_GIVEN PROBLEM_
Copy out lines with the word "общеобразовательных" from the material that follows.

-------- SUPPLIED DATA

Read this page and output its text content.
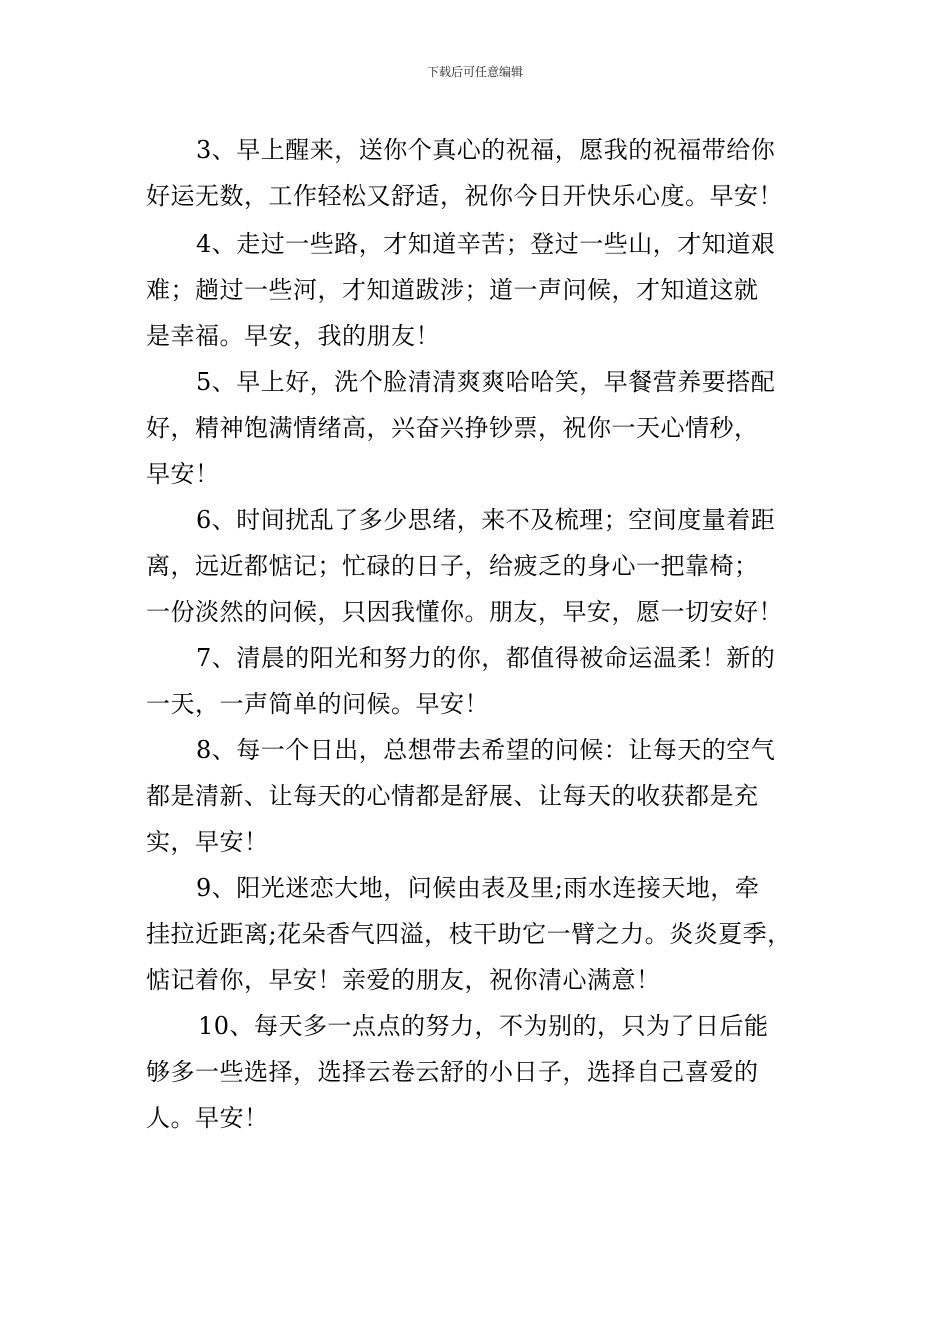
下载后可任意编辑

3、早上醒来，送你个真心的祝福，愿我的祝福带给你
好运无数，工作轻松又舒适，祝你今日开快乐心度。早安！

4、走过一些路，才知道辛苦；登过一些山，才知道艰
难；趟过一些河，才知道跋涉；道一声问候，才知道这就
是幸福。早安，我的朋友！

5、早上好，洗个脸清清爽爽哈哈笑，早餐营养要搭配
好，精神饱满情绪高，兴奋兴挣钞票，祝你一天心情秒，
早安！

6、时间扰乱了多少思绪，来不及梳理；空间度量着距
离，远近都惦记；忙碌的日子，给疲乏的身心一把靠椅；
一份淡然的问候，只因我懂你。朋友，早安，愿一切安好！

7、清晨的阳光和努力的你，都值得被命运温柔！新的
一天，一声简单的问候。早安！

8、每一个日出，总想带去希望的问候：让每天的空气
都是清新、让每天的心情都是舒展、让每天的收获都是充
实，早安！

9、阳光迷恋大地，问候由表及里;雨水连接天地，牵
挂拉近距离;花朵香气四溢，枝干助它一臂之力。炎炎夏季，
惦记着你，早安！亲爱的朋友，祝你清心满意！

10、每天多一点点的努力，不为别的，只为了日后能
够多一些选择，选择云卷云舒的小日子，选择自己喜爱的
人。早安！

----------------
-------- SUPPLIED DATA

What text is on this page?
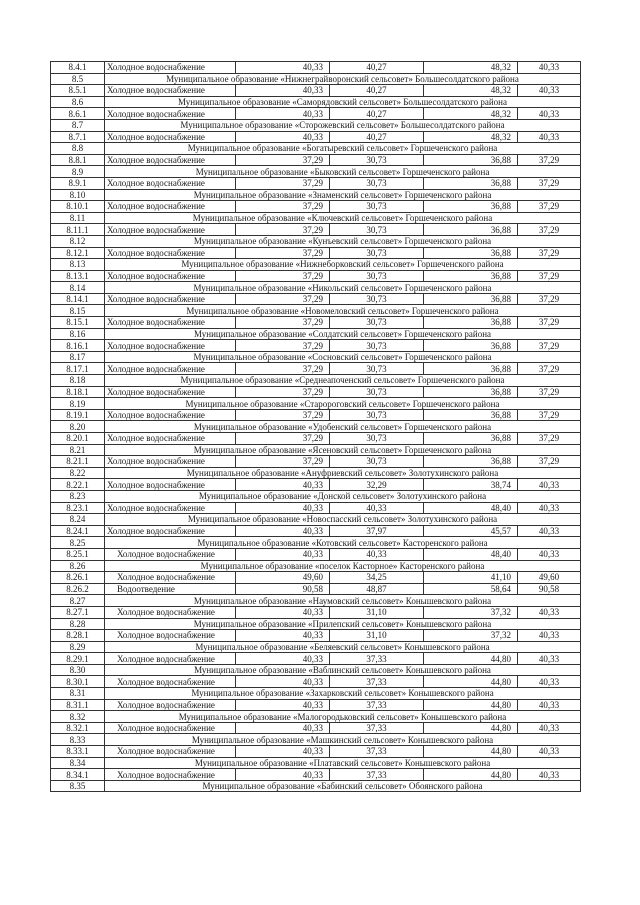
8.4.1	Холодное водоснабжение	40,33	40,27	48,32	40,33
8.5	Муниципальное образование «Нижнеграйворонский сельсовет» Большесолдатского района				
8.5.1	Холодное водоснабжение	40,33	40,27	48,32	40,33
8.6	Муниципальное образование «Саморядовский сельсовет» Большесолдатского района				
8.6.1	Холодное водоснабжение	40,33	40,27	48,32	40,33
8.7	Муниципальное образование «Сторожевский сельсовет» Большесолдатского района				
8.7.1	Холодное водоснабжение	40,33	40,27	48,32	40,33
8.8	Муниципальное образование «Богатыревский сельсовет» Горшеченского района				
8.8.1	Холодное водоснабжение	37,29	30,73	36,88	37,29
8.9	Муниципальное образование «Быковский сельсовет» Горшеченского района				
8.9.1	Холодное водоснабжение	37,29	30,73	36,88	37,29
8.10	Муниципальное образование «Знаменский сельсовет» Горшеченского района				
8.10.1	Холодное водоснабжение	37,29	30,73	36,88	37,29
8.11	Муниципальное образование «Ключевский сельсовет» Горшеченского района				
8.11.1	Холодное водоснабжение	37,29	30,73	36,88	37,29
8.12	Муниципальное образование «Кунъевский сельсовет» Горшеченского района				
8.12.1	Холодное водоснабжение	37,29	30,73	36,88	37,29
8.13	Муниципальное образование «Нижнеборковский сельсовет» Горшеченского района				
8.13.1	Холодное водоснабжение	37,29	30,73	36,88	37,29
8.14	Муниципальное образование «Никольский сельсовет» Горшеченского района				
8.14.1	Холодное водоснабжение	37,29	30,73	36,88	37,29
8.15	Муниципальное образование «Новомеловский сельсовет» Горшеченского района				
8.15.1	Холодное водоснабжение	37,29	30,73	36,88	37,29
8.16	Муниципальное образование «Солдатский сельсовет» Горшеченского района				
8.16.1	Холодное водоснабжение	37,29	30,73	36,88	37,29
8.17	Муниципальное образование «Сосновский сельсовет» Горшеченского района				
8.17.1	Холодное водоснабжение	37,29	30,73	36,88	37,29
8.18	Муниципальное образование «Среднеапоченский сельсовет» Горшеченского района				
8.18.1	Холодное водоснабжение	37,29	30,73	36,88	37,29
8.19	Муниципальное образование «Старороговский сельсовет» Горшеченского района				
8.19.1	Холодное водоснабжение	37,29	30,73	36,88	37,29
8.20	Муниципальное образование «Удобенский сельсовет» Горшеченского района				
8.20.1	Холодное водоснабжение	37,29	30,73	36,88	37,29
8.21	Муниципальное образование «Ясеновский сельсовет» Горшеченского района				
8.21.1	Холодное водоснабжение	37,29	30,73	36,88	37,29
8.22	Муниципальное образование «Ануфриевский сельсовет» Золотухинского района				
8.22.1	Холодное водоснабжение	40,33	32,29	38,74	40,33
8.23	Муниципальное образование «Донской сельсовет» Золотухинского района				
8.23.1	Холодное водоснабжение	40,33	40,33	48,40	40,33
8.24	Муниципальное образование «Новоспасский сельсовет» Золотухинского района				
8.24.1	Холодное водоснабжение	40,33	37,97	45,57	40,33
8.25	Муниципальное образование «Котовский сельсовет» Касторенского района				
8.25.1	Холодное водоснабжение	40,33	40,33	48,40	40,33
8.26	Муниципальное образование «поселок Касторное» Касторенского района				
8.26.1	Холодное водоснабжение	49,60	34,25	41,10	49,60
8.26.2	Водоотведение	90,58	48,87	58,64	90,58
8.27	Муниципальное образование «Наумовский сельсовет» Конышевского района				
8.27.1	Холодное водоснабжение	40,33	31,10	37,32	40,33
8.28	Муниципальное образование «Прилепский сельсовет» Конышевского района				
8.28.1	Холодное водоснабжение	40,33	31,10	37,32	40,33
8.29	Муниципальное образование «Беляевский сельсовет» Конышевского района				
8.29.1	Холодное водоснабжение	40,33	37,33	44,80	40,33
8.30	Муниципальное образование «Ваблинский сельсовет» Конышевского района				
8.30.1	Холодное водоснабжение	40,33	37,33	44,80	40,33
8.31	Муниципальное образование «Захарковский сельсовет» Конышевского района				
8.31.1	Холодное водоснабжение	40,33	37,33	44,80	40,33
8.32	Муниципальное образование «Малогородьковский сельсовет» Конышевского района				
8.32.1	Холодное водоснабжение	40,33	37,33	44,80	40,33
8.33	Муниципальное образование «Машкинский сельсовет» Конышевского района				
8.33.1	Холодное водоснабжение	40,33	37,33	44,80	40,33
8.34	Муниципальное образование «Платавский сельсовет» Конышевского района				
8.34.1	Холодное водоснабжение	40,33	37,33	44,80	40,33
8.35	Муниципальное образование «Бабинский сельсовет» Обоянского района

----------------
-------- SUPPLIED DATA

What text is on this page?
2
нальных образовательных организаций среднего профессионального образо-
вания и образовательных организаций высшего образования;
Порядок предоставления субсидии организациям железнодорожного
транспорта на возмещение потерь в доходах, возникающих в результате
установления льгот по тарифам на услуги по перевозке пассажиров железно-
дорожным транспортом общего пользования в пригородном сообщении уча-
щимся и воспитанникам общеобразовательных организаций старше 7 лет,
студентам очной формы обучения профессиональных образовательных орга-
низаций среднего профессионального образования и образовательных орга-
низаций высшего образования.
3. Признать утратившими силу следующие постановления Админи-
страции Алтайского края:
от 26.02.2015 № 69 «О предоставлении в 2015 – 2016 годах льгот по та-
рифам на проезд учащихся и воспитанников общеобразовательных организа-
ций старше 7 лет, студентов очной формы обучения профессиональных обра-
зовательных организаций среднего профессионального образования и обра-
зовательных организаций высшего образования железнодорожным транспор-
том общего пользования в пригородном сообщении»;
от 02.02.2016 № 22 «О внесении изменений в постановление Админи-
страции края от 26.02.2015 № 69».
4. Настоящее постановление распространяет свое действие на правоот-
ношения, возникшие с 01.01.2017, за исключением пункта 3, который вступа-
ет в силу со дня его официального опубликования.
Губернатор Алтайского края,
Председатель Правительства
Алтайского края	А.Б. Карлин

----------------

_SOLVED PROBLEM_
щимся и воспитанникам общеобразовательных организаций старше 7 лет,
рифам на проезд учащихся и воспитанников общеобразовательных организа-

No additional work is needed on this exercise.